WHAT IS REQUIRED ▸ In the listing below, count the lines containing the string "Tiilen" and state only the number.

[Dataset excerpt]
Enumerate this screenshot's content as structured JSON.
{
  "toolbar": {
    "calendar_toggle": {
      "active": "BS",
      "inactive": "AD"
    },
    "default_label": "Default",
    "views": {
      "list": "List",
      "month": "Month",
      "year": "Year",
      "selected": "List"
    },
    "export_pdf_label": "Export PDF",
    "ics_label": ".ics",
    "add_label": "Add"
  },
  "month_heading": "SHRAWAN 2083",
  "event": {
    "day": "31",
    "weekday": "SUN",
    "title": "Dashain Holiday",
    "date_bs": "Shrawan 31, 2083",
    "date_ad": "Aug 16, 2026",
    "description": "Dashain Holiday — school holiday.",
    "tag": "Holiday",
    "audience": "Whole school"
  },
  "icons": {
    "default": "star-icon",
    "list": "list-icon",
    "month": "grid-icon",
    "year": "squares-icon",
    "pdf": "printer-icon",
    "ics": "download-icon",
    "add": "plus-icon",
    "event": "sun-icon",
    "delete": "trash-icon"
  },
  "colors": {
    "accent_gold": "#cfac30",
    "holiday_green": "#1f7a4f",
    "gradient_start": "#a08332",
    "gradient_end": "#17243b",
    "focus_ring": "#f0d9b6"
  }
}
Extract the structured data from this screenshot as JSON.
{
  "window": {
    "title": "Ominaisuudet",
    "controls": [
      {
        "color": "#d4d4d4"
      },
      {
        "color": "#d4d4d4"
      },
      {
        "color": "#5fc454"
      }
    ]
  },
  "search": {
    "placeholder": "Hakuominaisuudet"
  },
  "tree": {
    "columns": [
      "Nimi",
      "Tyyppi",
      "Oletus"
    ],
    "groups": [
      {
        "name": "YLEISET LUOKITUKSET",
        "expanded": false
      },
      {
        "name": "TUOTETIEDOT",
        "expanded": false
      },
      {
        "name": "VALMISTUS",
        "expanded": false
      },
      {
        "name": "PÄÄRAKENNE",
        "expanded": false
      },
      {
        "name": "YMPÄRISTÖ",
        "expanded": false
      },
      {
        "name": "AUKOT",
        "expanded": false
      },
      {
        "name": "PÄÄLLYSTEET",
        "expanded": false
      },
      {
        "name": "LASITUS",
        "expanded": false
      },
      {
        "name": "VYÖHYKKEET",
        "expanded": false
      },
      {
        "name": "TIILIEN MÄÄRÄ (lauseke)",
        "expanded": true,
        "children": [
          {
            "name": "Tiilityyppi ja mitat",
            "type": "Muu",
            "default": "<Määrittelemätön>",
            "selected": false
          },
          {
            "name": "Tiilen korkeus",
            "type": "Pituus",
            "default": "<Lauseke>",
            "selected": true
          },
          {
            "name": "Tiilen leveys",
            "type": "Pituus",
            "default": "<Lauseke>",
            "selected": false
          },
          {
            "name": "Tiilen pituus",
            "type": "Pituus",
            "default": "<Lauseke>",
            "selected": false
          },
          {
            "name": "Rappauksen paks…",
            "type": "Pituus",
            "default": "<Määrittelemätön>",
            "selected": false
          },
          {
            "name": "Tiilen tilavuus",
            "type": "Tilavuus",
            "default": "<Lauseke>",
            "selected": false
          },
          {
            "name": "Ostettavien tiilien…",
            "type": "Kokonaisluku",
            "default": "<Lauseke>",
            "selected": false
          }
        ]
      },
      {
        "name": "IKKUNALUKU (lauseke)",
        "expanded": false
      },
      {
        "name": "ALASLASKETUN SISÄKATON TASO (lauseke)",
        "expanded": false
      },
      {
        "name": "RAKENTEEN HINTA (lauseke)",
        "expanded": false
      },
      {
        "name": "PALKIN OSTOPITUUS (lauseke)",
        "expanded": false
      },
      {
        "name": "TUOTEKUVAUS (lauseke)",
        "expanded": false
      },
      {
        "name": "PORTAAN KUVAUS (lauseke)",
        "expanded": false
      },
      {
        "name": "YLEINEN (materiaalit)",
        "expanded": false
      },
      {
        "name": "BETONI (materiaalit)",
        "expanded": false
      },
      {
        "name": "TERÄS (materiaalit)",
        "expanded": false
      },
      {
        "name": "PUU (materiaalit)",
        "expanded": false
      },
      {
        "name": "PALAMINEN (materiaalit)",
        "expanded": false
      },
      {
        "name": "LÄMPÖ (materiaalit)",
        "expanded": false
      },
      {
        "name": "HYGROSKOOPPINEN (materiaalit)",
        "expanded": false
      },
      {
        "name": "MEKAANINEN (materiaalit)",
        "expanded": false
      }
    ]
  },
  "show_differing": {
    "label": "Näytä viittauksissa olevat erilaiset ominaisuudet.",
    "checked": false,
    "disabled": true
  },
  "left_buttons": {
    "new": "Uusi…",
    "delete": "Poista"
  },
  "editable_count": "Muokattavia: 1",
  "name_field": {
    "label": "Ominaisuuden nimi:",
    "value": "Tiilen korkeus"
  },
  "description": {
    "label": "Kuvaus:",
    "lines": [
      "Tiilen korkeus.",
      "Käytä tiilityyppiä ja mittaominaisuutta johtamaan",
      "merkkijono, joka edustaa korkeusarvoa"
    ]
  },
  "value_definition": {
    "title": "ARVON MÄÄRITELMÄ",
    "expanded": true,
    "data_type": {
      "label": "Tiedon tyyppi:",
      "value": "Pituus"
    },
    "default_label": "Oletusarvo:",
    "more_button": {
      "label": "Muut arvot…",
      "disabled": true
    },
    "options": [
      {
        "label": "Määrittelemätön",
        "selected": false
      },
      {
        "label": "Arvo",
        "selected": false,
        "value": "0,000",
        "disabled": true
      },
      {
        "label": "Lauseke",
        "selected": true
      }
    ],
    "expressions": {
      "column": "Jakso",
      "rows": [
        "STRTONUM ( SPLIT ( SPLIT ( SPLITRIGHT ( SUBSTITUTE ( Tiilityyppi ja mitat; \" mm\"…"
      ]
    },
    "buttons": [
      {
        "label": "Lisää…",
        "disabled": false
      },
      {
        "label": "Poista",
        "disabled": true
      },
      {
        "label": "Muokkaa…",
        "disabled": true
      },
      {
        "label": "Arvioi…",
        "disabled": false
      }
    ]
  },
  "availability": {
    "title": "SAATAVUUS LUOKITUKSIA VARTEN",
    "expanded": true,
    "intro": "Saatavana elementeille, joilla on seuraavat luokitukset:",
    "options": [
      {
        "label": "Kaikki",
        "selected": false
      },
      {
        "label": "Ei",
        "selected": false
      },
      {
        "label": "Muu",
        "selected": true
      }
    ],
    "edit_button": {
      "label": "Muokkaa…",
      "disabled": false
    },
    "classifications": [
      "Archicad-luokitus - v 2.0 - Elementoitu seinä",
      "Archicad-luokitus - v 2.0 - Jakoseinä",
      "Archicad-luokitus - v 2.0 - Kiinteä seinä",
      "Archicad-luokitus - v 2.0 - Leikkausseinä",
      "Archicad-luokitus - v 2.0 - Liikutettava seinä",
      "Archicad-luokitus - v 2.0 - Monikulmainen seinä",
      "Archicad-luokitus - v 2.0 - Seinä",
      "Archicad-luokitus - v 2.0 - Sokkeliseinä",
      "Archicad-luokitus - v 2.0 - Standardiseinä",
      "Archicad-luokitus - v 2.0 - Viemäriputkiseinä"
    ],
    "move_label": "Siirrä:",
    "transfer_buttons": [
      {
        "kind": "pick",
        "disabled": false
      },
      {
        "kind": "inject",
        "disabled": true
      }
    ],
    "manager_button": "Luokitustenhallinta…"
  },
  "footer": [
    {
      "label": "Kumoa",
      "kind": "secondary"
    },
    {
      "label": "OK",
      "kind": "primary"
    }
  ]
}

EXERCISE ANSWER ▸ 6